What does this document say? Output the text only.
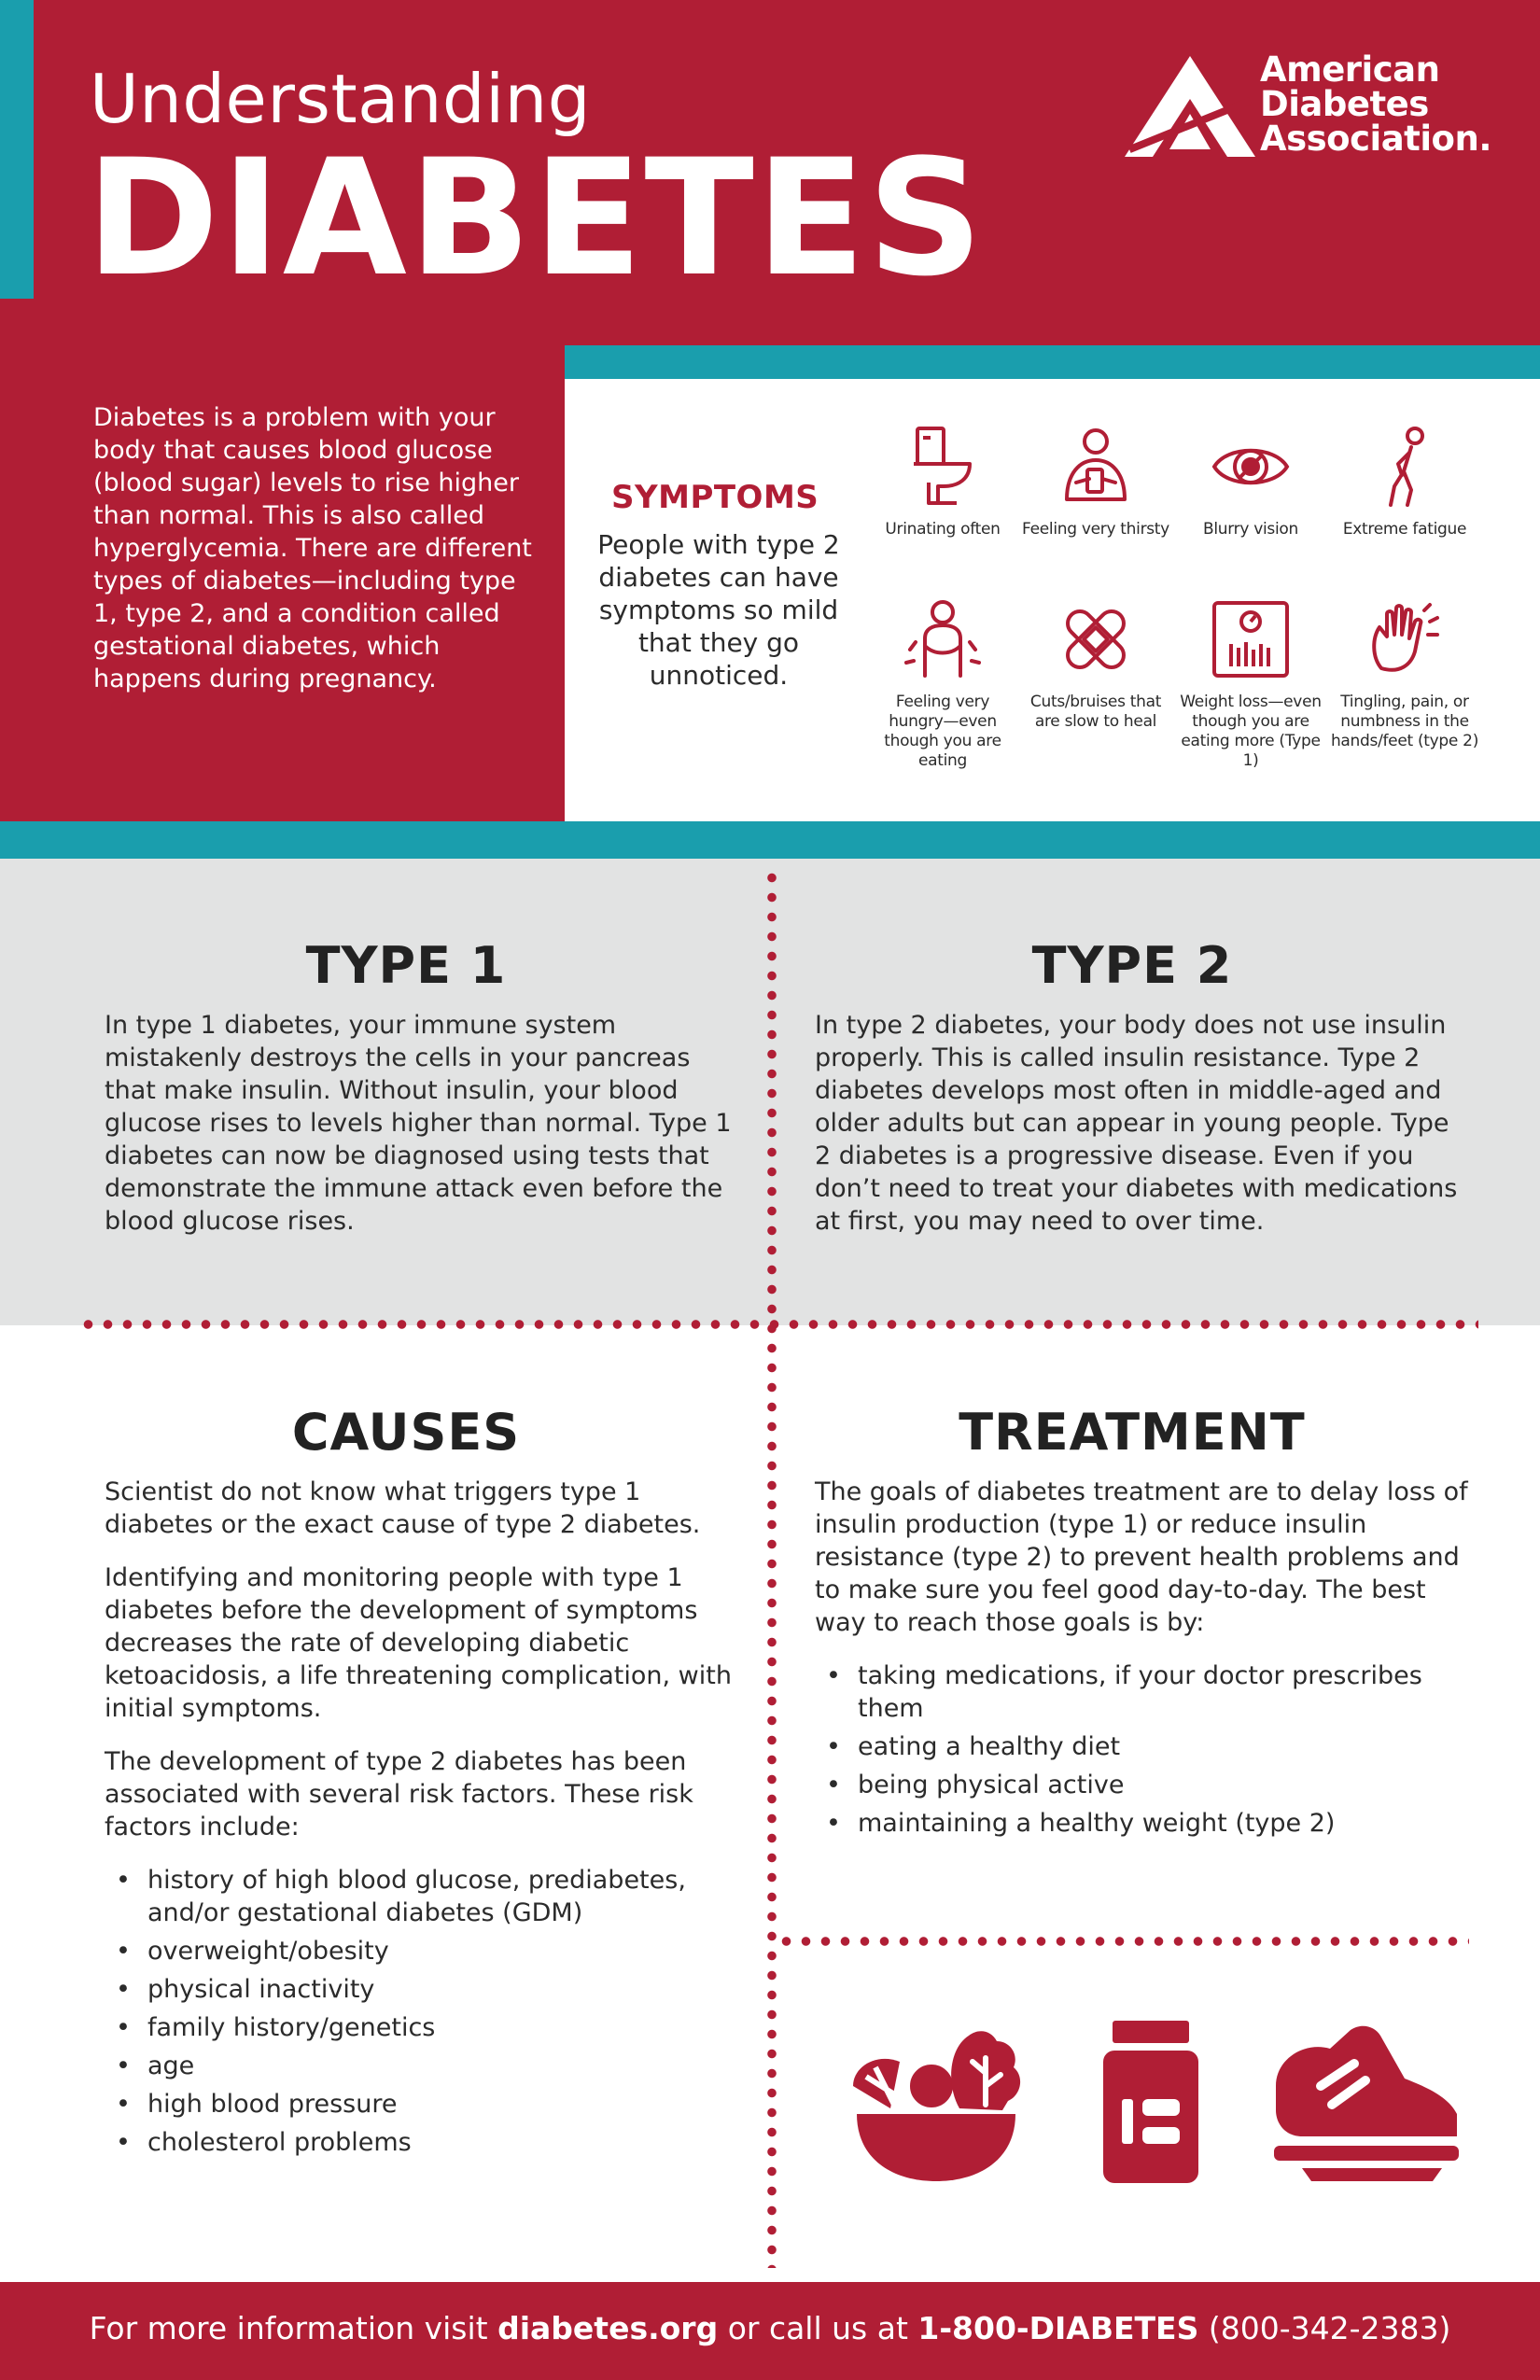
Understanding
DIABETES
American
Diabetes
Association.
Diabetes is a problem with your body that causes blood glucose (blood sugar) levels to rise higher than normal. This is also called hyperglycemia. There are different types of diabetes—including type 1, type 2, and a condition called gestational diabetes, which happens during pregnancy.
SYMPTOMS
People with type 2 diabetes can have symptoms so mild that they go unnoticed.
Urinating often	Feeling very thirsty	Blurry vision	Extreme fatigue
Feeling very hungry—even though you are eating
Cuts/bruises that are slow to heal
Weight loss—even though you are eating more (Type 1)
Tingling, pain, or numbness in the hands/feet (type 2)
TYPE 1
In type 1 diabetes, your immune system mistakenly destroys the cells in your pancreas that make insulin. Without insulin, your blood glucose rises to levels higher than normal. Type 1 diabetes can now be diagnosed using tests that demonstrate the immune attack even before the blood glucose rises.
TYPE 2
In type 2 diabetes, your body does not use insulin properly. This is called insulin resistance. Type 2 diabetes develops most often in middle-aged and older adults but can appear in young people. Type 2 diabetes is a progressive disease. Even if you don’t need to treat your diabetes with medications at first, you may need to over time.
CAUSES

Scientist do not know what triggers type 1 diabetes or the exact cause of type 2 diabetes.

Identifying and monitoring people with type 1 diabetes before the development of symptoms decreases the rate of developing diabetic ketoacidosis, a life threatening complication, with initial symptoms.

The development of type 2 diabetes has been associated with several risk factors. These risk factors include:

• history of high blood glucose, prediabetes, and/or gestational diabetes (GDM)
• overweight/obesity
• physical inactivity
• family history/genetics
• age
• high blood pressure
• cholesterol problems
TREATMENT

The goals of diabetes treatment are to delay loss of insulin production (type 1) or reduce insulin resistance (type 2) to prevent health problems and to make sure you feel good day-to-day. The best way to reach those goals is by:

• taking medications, if your doctor prescribes them
• eating a healthy diet
• being physical active
• maintaining a healthy weight (type 2)
For more information visit diabetes.org or call us at 1-800-DIABETES (800-342-2383)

# Your objective:
In the copy, omit the pictures and give every line of the data exactly.

# Answer space:
What does this document say? Output the text only.
Understanding
DIABETES
American
Diabetes
Association.
Diabetes is a problem with your body that causes blood glucose (blood sugar) levels to rise higher than normal. This is also called hyperglycemia. There are different types of diabetes—including type 1, type 2, and a condition called gestational diabetes, which happens during pregnancy.
SYMPTOMS
People with type 2 diabetes can have symptoms so mild that they go unnoticed.
Urinating often	Feeling very thirsty	Blurry vision	Extreme fatigue
Feeling very hungry—even though you are eating
Cuts/bruises that are slow to heal
Weight loss—even though you are eating more (Type 1)
Tingling, pain, or numbness in the hands/feet (type 2)
TYPE 1
In type 1 diabetes, your immune system mistakenly destroys the cells in your pancreas that make insulin. Without insulin, your blood glucose rises to levels higher than normal. Type 1 diabetes can now be diagnosed using tests that demonstrate the immune attack even before the blood glucose rises.
TYPE 2
In type 2 diabetes, your body does not use insulin properly. This is called insulin resistance. Type 2 diabetes develops most often in middle-aged and older adults but can appear in young people. Type 2 diabetes is a progressive disease. Even if you don’t need to treat your diabetes with medications at first, you may need to over time.
CAUSES

Scientist do not know what triggers type 1 diabetes or the exact cause of type 2 diabetes.

Identifying and monitoring people with type 1 diabetes before the development of symptoms decreases the rate of developing diabetic ketoacidosis, a life threatening complication, with initial symptoms.

The development of type 2 diabetes has been associated with several risk factors. These risk factors include:

• history of high blood glucose, prediabetes, and/or gestational diabetes (GDM)
• overweight/obesity
• physical inactivity
• family history/genetics
• age
• high blood pressure
• cholesterol problems
TREATMENT

The goals of diabetes treatment are to delay loss of insulin production (type 1) or reduce insulin resistance (type 2) to prevent health problems and to make sure you feel good day-to-day. The best way to reach those goals is by:

• taking medications, if your doctor prescribes them
• eating a healthy diet
• being physical active
• maintaining a healthy weight (type 2)
For more information visit diabetes.org or call us at 1-800-DIABETES (800-342-2383)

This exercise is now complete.